Description of the task: Below are records; extract exactly the lines from the one containing "Enumerate this screenshot's" through the last, both included, and keep the pictures out.

Dataset records:
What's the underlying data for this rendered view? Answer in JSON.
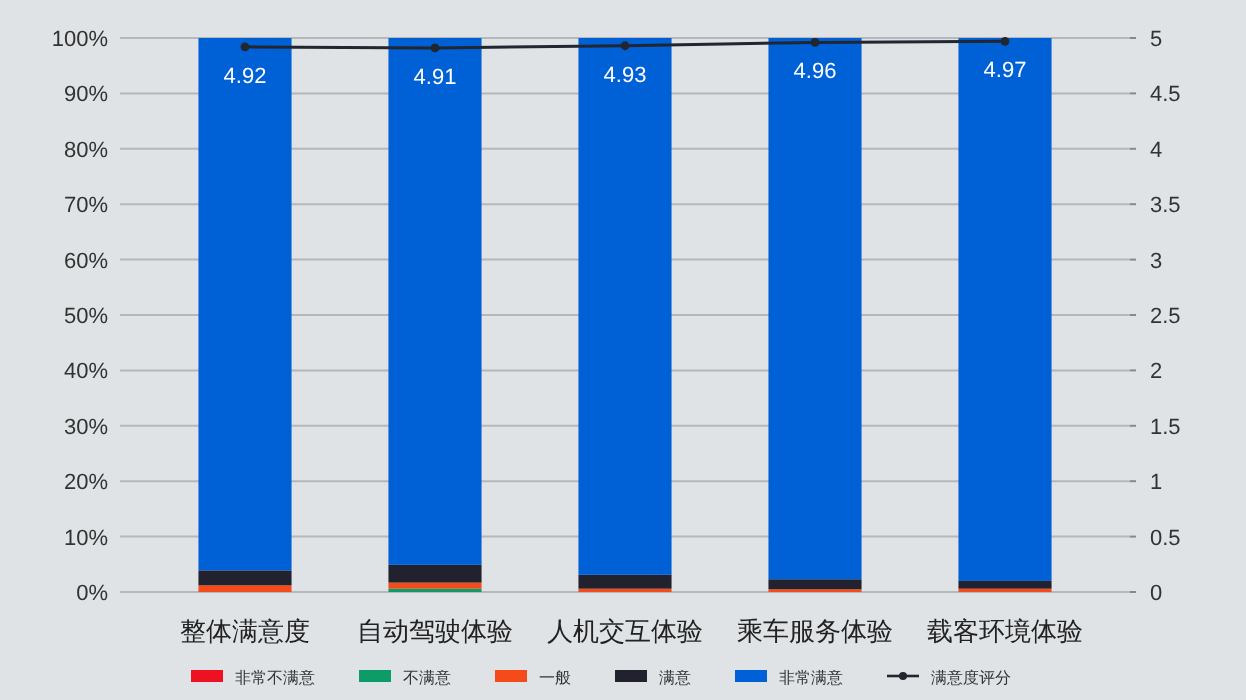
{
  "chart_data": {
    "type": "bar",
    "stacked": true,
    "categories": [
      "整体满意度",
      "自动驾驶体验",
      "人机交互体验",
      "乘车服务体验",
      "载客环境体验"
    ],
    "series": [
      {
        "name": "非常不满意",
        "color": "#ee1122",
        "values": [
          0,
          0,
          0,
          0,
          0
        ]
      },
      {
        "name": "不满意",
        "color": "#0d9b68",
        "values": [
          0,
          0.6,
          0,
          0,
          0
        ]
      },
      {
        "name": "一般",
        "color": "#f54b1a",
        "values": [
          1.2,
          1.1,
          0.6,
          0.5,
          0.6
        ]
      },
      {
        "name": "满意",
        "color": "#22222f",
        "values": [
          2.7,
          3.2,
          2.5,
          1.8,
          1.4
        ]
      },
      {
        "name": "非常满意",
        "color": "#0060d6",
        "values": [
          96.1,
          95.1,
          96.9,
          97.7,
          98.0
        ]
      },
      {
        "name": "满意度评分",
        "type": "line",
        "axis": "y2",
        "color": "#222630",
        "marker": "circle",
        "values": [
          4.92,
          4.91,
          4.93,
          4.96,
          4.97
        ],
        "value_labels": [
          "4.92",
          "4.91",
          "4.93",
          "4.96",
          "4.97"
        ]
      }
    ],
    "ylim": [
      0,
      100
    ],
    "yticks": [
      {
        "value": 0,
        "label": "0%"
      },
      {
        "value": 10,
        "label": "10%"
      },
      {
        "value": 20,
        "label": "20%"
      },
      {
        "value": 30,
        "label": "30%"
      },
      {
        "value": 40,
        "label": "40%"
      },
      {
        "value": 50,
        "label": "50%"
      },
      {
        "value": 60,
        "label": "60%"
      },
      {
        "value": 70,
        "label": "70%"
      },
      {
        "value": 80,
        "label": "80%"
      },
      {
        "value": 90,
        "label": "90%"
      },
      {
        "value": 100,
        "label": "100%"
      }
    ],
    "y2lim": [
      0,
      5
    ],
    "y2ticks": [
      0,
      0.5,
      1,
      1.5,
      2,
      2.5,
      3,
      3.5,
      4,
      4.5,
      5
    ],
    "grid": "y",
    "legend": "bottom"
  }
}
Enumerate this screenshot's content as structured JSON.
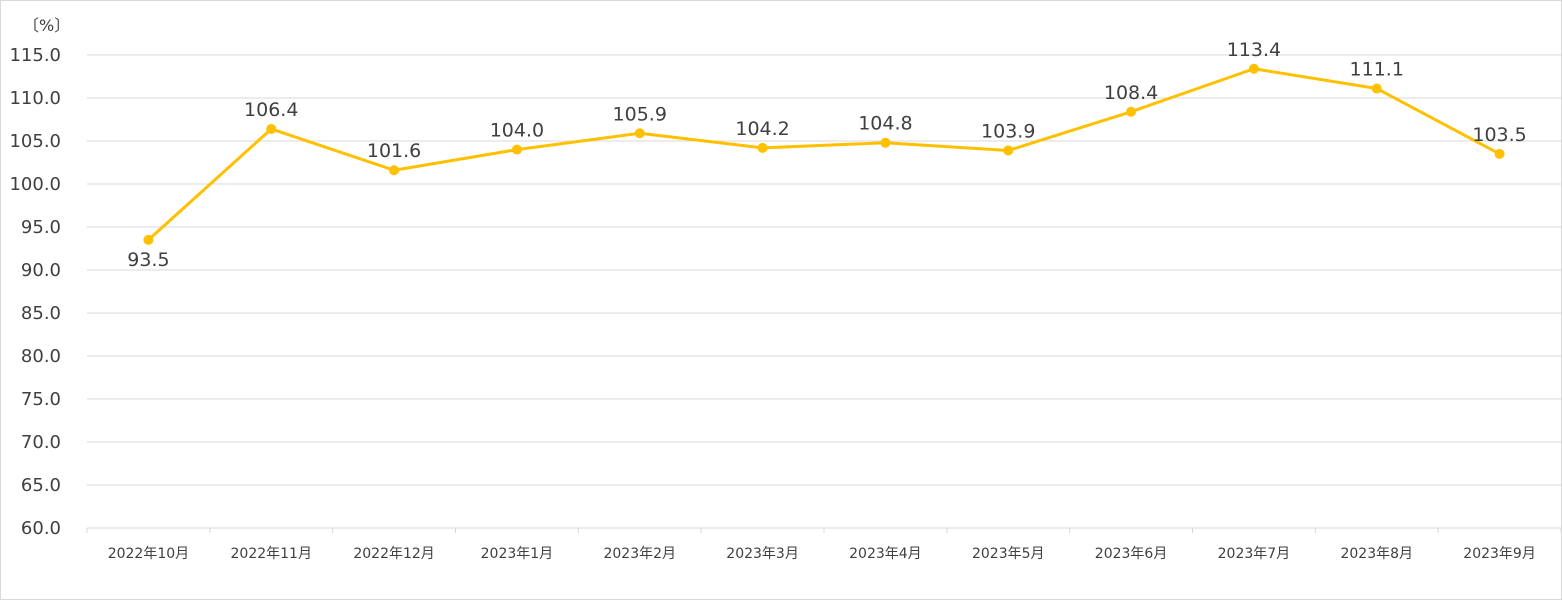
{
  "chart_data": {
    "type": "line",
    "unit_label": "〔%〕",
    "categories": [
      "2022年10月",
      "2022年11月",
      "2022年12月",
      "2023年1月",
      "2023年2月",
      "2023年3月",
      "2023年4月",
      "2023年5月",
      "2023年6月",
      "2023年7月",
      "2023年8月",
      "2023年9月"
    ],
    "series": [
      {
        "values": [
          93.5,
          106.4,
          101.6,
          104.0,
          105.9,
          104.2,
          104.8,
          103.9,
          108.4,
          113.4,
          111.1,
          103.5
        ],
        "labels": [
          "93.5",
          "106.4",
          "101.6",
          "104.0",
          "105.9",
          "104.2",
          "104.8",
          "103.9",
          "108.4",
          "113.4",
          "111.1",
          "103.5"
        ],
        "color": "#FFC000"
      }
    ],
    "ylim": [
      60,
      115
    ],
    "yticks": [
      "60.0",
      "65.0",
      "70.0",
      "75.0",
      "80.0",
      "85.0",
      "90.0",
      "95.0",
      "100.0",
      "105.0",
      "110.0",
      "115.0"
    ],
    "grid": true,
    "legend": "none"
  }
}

The output:
Enumerate this screenshot's content as structured JSON.
{
  "chart_data": {
    "type": "line",
    "unit_label": "〔%〕",
    "categories": [
      "2022年10月",
      "2022年11月",
      "2022年12月",
      "2023年1月",
      "2023年2月",
      "2023年3月",
      "2023年4月",
      "2023年5月",
      "2023年6月",
      "2023年7月",
      "2023年8月",
      "2023年9月"
    ],
    "series": [
      {
        "values": [
          93.5,
          106.4,
          101.6,
          104.0,
          105.9,
          104.2,
          104.8,
          103.9,
          108.4,
          113.4,
          111.1,
          103.5
        ],
        "labels": [
          "93.5",
          "106.4",
          "101.6",
          "104.0",
          "105.9",
          "104.2",
          "104.8",
          "103.9",
          "108.4",
          "113.4",
          "111.1",
          "103.5"
        ],
        "color": "#FFC000"
      }
    ],
    "ylim": [
      60,
      115
    ],
    "yticks": [
      "60.0",
      "65.0",
      "70.0",
      "75.0",
      "80.0",
      "85.0",
      "90.0",
      "95.0",
      "100.0",
      "105.0",
      "110.0",
      "115.0"
    ],
    "grid": true,
    "legend": "none"
  }
}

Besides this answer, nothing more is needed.